• **Task to carry out**
The entries below are to be written out again without alteration.

• **Data for this exercise**
[start]

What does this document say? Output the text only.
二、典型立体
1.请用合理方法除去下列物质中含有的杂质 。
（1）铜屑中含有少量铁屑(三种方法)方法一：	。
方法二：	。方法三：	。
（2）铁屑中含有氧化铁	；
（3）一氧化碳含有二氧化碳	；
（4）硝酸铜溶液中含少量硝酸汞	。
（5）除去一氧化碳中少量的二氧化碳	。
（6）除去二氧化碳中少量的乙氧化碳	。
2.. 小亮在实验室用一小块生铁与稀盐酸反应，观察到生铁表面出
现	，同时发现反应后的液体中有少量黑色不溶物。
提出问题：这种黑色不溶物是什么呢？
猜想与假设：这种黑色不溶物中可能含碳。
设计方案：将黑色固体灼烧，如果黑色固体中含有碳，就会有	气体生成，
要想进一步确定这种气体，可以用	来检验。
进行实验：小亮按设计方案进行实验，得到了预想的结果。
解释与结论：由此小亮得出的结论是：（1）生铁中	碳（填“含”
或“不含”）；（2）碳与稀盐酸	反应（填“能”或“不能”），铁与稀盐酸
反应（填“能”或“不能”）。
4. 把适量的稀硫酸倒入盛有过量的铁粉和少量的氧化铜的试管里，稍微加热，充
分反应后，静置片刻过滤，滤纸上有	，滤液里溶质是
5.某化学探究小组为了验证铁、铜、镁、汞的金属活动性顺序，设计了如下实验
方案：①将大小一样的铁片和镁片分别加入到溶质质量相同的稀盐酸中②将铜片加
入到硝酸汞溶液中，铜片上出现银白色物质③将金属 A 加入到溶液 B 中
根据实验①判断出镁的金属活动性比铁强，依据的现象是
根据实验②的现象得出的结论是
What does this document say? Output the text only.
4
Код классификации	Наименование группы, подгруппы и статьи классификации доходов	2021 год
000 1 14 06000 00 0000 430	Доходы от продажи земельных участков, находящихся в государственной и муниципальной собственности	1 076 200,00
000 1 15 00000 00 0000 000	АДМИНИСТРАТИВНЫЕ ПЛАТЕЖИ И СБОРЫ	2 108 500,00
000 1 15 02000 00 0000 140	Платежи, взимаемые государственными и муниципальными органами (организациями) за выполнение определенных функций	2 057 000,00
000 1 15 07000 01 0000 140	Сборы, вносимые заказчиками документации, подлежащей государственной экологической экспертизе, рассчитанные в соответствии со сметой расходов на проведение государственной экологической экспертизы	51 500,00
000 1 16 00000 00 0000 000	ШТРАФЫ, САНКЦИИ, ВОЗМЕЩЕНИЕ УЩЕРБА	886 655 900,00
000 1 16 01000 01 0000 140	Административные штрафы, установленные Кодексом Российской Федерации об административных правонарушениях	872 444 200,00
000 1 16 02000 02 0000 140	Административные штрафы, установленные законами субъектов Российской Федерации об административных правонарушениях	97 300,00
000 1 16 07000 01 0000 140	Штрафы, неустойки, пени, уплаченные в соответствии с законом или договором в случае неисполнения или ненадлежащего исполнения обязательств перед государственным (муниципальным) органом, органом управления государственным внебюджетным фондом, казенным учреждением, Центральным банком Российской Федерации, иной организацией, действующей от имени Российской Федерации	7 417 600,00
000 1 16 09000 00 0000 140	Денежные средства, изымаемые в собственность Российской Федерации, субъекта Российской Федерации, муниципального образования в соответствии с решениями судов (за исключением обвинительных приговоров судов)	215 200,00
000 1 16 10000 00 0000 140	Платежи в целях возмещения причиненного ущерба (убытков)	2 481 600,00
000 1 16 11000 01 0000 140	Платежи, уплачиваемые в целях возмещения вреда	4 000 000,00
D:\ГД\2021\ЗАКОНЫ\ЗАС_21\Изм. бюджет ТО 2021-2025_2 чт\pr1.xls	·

[end]

• **Exercise output**
What does this document say? Output the text only.
二、典型立体
1.请用合理方法除去下列物质中含有的杂质 。
（1）铜屑中含有少量铁屑(三种方法)方法一：	。
方法二：	。方法三：	。
（2）铁屑中含有氧化铁	；
（3）一氧化碳含有二氧化碳	；
（4）硝酸铜溶液中含少量硝酸汞	。
（5）除去一氧化碳中少量的二氧化碳	。
（6）除去二氧化碳中少量的乙氧化碳	。
2.. 小亮在实验室用一小块生铁与稀盐酸反应，观察到生铁表面出
现	，同时发现反应后的液体中有少量黑色不溶物。
提出问题：这种黑色不溶物是什么呢？
猜想与假设：这种黑色不溶物中可能含碳。
设计方案：将黑色固体灼烧，如果黑色固体中含有碳，就会有	气体生成，
要想进一步确定这种气体，可以用	来检验。
进行实验：小亮按设计方案进行实验，得到了预想的结果。
解释与结论：由此小亮得出的结论是：（1）生铁中	碳（填“含”
或“不含”）；（2）碳与稀盐酸	反应（填“能”或“不能”），铁与稀盐酸
反应（填“能”或“不能”）。
4. 把适量的稀硫酸倒入盛有过量的铁粉和少量的氧化铜的试管里，稍微加热，充
分反应后，静置片刻过滤，滤纸上有	，滤液里溶质是
5.某化学探究小组为了验证铁、铜、镁、汞的金属活动性顺序，设计了如下实验
方案：①将大小一样的铁片和镁片分别加入到溶质质量相同的稀盐酸中②将铜片加
入到硝酸汞溶液中，铜片上出现银白色物质③将金属 A 加入到溶液 B 中
根据实验①判断出镁的金属活动性比铁强，依据的现象是
根据实验②的现象得出的结论是
What does this document say? Output the text only.
4
Код классификации	Наименование группы, подгруппы и статьи классификации доходов	2021 год
000 1 14 06000 00 0000 430	Доходы от продажи земельных участков, находящихся в государственной и муниципальной собственности	1 076 200,00
000 1 15 00000 00 0000 000	АДМИНИСТРАТИВНЫЕ ПЛАТЕЖИ И СБОРЫ	2 108 500,00
000 1 15 02000 00 0000 140	Платежи, взимаемые государственными и муниципальными органами (организациями) за выполнение определенных функций	2 057 000,00
000 1 15 07000 01 0000 140	Сборы, вносимые заказчиками документации, подлежащей государственной экологической экспертизе, рассчитанные в соответствии со сметой расходов на проведение государственной экологической экспертизы	51 500,00
000 1 16 00000 00 0000 000	ШТРАФЫ, САНКЦИИ, ВОЗМЕЩЕНИЕ УЩЕРБА	886 655 900,00
000 1 16 01000 01 0000 140	Административные штрафы, установленные Кодексом Российской Федерации об административных правонарушениях	872 444 200,00
000 1 16 02000 02 0000 140	Административные штрафы, установленные законами субъектов Российской Федерации об административных правонарушениях	97 300,00
000 1 16 07000 01 0000 140	Штрафы, неустойки, пени, уплаченные в соответствии с законом или договором в случае неисполнения или ненадлежащего исполнения обязательств перед государственным (муниципальным) органом, органом управления государственным внебюджетным фондом, казенным учреждением, Центральным банком Российской Федерации, иной организацией, действующей от имени Российской Федерации	7 417 600,00
000 1 16 09000 00 0000 140	Денежные средства, изымаемые в собственность Российской Федерации, субъекта Российской Федерации, муниципального образования в соответствии с решениями судов (за исключением обвинительных приговоров судов)	215 200,00
000 1 16 10000 00 0000 140	Платежи в целях возмещения причиненного ущерба (убытков)	2 481 600,00
000 1 16 11000 01 0000 140	Платежи, уплачиваемые в целях возмещения вреда	4 000 000,00
D:\ГД\2021\ЗАКОНЫ\ЗАС_21\Изм. бюджет ТО 2021-2025_2 чт\pr1.xls	·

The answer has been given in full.